Text segment:
| dc.description.abstract | In the field of image registration there is a pressing need for techniques that can assess the quality of a registration. Currently there is no widespread method to determine error in an image registration, a weakness of registration that adds a level of uncertainty to its results. While there do exist analytical solutions for error in fiducial-based registration, they do not allow for the estimation of error in individual cases. This dissertation presents the algorithm Assessing Quality Using Image Registration Circuits (AQUIRC), which estimates the quality of intensity-based and fiducial-based registration.
Image registration is used extensively in the medical imaging community for a variety of applications including, but not limited to, atlas-based segmentation, large scale probabilistic imaging studies, rigid registration of same-subject images acquired at different times, rigid registration of same-subject images acquired with different modalities, non-rigid registration of intra-subject images acquired at different times to track anatomical changes, and inter-subject non-rigid registration used to provide anatomical and functional information acquired from previous subjects. Fiducial-based registration is often used in the context of image-guided surgery (IGS) and is a critical component in determining the accuracy of an IGS procedure.
There are two main contributions to the field of image registration presented in this dissertation. First, it defines an algorithm that is the first to use the idea of redundancy in sets of registration circuits with multiple registrations which is then used to estimate the accuracy of a single registration. Second, the work described in this dissertation has inspired new work and new methods. The new work that has been inspired combined with the work described in this dissertation may expand the knowledge of registration accuracy.
In this dissertation a validation of the AQUIRC algorithm method is also presented. AQUIRC has been tested across multiple applications: fiducial-based registration (Chapter 4), affine and rigid image registration (Chapter 5), global non-rigid registration (Chapter 6), global atlas selection (Chapter 6), local non-rigid registration (Chapter 7, 8) and local atlas selection (Chapter 9). The results are analyzed using simulated and manually defined ground truth, and AQUIRC's applicability to each situation is discussed. | |

Data listing:
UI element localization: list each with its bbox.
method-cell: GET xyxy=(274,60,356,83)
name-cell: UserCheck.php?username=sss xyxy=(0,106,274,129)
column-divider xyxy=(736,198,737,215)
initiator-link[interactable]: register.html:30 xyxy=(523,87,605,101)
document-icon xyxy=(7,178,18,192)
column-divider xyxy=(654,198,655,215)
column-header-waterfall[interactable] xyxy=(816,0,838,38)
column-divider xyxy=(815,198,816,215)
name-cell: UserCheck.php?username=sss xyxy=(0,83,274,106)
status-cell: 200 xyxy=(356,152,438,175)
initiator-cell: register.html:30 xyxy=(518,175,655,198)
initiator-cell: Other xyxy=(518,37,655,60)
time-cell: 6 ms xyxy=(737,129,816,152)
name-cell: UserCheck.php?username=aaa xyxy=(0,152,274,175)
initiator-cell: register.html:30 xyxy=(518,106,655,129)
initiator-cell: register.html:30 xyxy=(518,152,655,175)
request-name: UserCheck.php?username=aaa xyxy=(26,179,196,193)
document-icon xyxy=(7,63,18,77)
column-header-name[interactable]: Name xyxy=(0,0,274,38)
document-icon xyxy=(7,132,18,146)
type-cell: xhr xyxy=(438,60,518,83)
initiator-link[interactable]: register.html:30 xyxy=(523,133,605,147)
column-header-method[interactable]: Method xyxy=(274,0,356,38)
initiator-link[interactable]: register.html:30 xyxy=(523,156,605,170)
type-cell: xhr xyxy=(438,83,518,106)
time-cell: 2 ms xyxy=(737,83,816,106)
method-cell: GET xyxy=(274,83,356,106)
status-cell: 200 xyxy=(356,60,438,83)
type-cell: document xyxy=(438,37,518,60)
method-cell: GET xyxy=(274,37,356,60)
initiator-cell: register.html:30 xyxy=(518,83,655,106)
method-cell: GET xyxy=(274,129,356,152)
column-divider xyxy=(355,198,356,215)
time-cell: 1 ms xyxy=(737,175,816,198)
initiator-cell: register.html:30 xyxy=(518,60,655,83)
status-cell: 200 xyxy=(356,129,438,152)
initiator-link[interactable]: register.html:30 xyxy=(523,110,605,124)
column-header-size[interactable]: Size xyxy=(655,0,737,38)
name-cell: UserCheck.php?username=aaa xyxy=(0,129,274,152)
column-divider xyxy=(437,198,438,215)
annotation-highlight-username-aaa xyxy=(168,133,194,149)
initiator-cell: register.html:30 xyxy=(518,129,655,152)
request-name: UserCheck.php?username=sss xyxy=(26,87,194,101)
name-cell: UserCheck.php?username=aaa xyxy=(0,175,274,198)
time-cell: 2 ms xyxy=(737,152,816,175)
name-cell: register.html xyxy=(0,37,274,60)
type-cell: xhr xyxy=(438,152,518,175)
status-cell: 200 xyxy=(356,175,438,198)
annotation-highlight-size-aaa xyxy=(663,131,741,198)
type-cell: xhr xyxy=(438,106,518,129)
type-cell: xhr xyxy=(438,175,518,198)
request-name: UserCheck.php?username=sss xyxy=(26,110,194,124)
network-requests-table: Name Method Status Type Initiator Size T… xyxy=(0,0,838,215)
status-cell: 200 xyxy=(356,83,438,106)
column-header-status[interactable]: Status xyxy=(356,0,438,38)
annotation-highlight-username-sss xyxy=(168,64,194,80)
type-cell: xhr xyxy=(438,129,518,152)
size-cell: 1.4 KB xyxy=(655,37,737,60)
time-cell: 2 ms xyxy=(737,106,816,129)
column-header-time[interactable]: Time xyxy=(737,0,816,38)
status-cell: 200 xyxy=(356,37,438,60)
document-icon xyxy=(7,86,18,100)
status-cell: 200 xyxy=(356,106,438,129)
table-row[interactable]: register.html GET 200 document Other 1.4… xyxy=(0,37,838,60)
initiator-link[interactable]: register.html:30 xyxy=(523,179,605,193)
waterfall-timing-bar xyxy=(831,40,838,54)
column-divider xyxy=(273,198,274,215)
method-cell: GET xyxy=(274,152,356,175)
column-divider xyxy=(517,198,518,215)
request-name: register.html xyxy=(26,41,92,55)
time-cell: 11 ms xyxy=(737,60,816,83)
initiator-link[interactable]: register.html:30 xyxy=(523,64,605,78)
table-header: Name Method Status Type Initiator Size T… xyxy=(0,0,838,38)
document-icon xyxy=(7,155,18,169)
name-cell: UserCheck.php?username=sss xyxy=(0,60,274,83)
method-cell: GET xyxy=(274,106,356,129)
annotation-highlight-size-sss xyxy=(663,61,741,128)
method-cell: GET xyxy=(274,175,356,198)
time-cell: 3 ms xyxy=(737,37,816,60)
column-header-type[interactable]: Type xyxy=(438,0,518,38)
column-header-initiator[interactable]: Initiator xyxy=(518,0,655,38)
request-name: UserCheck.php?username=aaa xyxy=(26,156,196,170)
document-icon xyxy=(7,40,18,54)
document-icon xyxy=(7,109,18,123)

Action item A: Reproduce the part of the dissertation abstract starting with "Image registration is" and going on through "an IGS procedure.".
Action item B: In what context does the dissertation abstract say fiducial-based registration is often used?
The entries have no connection to the dissertation abstract.

Answer area A:
Image registration is used extensively in the medical imaging community for a variety of applications including, but not limited to, atlas-based segmentation, large scale probabilistic imaging studies, rigid registration of same-subject images acquired at different times, rigid registration of same-subject images acquired with different modalities, non-rigid registration of intra-subject images acquired at different times to track anatomical changes, and inter-subject non-rigid registration used to provide anatomical and functional information acquired from previous subjects. Fiducial-based registration is often used in the context of image-guided surgery (IGS) and is a critical component in determining the accuracy of an IGS procedure.

Answer area B: Image-guided surgery (IGS).